**TASK BRIEF**
Take every line from the listing below that contains "sapien".

**PROVIDED ENTRIES**
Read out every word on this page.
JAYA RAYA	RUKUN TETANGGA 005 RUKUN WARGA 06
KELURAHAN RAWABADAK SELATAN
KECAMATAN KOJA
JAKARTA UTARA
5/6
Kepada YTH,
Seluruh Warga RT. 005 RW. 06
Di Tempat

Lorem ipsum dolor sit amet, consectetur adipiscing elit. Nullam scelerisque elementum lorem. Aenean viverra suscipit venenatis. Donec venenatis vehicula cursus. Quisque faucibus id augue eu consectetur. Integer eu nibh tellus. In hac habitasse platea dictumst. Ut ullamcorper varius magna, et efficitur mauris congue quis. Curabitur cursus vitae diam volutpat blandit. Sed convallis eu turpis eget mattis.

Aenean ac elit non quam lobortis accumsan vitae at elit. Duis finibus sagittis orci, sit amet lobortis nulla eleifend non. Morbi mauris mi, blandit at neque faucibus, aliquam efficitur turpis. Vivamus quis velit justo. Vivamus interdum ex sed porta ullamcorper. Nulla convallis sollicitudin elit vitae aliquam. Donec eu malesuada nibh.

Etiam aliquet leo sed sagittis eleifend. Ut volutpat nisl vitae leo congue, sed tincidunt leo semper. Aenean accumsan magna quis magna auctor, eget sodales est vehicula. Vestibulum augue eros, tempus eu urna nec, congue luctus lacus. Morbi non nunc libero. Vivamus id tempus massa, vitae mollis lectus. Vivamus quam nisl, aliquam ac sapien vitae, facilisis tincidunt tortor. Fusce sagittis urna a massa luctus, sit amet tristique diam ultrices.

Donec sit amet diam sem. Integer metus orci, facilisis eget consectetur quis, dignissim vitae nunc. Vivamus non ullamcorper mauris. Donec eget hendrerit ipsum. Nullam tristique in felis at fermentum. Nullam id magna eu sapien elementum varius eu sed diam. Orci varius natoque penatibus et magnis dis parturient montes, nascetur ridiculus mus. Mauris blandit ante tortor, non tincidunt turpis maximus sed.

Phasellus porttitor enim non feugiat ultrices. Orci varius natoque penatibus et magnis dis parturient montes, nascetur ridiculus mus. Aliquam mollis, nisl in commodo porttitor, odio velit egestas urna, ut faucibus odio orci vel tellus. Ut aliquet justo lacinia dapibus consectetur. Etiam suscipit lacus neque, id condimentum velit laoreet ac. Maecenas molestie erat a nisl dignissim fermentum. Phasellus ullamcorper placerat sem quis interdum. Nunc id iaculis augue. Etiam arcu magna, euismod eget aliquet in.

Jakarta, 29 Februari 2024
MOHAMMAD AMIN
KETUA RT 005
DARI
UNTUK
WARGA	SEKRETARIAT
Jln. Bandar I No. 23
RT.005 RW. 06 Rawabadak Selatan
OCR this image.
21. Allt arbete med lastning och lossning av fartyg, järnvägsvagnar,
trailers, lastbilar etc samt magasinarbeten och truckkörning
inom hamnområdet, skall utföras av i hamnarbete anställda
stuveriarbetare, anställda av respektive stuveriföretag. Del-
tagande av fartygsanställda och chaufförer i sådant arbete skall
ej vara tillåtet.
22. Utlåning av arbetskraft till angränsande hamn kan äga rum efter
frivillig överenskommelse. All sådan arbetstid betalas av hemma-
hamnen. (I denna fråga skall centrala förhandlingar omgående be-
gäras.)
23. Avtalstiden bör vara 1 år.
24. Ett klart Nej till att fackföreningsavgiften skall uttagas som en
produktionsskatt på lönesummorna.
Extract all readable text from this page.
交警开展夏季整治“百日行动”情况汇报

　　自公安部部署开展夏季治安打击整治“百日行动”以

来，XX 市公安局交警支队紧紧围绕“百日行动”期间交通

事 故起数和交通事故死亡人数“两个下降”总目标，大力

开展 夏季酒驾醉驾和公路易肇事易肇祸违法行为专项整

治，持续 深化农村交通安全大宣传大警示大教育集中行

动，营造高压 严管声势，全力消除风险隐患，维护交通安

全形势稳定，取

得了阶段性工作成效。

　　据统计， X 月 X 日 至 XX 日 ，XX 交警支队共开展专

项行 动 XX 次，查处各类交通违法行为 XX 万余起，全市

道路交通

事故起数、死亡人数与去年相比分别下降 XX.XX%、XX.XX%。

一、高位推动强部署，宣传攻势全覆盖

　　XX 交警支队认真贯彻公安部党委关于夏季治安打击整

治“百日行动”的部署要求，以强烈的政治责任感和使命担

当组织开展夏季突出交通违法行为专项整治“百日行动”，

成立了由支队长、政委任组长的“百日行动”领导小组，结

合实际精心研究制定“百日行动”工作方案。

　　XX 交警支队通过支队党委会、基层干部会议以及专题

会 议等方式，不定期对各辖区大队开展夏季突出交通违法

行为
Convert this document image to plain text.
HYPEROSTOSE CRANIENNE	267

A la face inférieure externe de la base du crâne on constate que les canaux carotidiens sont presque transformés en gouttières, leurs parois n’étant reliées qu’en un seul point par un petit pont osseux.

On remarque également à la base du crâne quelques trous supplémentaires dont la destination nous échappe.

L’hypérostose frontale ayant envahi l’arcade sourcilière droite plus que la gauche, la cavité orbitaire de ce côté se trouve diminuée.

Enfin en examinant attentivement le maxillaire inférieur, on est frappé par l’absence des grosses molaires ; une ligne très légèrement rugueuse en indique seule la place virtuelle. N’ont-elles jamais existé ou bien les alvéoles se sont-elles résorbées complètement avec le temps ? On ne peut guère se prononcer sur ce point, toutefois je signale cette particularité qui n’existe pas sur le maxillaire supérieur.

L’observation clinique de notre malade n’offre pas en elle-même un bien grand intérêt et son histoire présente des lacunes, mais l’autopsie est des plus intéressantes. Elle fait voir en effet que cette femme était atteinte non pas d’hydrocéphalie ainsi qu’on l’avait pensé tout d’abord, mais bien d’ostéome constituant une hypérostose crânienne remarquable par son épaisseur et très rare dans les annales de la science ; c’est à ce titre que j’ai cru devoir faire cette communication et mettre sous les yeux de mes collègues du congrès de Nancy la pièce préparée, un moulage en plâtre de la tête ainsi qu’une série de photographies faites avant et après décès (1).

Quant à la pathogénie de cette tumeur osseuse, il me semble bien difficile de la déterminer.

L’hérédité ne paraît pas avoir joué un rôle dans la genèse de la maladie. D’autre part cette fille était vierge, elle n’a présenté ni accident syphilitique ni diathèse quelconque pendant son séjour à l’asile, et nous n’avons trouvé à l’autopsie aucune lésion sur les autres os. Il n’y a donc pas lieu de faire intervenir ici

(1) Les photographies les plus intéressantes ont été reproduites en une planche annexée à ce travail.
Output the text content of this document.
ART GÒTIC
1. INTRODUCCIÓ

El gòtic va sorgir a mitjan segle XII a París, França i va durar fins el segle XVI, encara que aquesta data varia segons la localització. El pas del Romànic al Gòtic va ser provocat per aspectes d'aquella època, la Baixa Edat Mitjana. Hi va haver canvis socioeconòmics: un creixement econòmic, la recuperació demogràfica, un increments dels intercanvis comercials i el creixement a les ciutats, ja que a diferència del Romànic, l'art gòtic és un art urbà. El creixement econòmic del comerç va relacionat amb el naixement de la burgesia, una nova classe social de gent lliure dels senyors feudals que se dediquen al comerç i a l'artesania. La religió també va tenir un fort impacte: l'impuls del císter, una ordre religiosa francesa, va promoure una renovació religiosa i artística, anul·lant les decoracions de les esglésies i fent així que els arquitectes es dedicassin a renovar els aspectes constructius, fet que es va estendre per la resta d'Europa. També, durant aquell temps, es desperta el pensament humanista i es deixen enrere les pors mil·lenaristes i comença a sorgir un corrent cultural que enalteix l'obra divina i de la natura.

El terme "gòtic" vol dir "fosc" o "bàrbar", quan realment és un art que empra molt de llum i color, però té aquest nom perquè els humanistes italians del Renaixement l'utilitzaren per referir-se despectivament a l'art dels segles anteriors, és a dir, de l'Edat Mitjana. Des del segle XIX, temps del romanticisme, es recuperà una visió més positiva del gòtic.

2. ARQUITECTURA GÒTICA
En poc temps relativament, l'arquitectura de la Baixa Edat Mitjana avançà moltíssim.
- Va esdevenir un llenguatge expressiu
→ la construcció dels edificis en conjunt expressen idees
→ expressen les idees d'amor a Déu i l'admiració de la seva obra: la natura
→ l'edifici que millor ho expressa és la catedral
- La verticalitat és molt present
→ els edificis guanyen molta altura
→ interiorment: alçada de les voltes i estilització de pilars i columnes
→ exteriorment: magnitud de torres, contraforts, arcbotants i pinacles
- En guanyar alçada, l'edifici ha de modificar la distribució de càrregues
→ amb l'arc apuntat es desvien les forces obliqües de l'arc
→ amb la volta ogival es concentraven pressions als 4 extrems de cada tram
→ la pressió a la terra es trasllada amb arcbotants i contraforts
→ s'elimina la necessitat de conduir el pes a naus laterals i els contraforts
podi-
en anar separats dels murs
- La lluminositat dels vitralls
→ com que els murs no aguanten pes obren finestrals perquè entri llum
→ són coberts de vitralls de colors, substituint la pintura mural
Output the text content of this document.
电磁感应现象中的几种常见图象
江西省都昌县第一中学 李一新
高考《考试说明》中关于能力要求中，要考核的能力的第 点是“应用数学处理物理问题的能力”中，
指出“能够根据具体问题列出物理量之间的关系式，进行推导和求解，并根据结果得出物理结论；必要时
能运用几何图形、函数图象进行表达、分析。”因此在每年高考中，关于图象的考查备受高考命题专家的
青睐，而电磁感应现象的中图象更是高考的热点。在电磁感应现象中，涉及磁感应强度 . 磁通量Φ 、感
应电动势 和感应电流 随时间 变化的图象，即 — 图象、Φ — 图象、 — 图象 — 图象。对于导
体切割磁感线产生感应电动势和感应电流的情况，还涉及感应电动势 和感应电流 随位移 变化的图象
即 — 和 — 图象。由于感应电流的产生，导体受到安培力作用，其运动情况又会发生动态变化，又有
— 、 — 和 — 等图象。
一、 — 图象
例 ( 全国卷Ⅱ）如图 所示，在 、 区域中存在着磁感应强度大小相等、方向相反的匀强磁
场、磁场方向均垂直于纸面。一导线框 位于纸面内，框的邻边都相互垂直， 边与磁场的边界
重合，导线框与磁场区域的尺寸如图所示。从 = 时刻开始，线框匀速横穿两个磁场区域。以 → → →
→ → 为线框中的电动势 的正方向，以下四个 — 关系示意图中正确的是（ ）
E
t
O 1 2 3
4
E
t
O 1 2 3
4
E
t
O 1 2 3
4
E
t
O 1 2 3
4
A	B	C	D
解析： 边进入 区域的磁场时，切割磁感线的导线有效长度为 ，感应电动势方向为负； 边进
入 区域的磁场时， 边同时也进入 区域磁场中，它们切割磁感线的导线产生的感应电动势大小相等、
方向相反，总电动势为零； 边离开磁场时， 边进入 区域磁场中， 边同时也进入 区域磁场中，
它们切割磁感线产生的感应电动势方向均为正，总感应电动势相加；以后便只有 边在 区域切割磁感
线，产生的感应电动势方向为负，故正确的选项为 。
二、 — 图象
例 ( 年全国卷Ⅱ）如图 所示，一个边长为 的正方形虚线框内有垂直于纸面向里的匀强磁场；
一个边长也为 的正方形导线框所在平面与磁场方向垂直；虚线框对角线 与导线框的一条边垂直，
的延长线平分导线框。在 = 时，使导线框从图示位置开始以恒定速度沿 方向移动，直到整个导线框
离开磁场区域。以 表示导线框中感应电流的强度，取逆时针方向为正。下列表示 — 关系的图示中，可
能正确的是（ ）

**WRITTEN ANSWER**
Etiam aliquet leo sed sagittis eleifend. Ut volutpat nisl vitae leo congue, sed tincidunt leo semper. Aenean accumsan magna quis magna auctor, eget sodales est vehicula. Vestibulum augue eros, tempus eu urna nec, congue luctus lacus. Morbi non nunc libero. Vivamus id tempus massa, vitae mollis lectus. Vivamus quam nisl, aliquam ac sapien vitae, facilisis tincidunt tortor. Fusce sagittis urna a massa luctus, sit amet tristique diam ultrices.
Donec sit amet diam sem. Integer metus orci, facilisis eget consectetur quis, dignissim vitae nunc. Vivamus non ullamcorper mauris. Donec eget hendrerit ipsum. Nullam tristique in felis at fermentum. Nullam id magna eu sapien elementum varius eu sed diam. Orci varius natoque penatibus et magnis dis parturient montes, nascetur ridiculus mus. Mauris blandit ante tortor, non tincidunt turpis maximus sed.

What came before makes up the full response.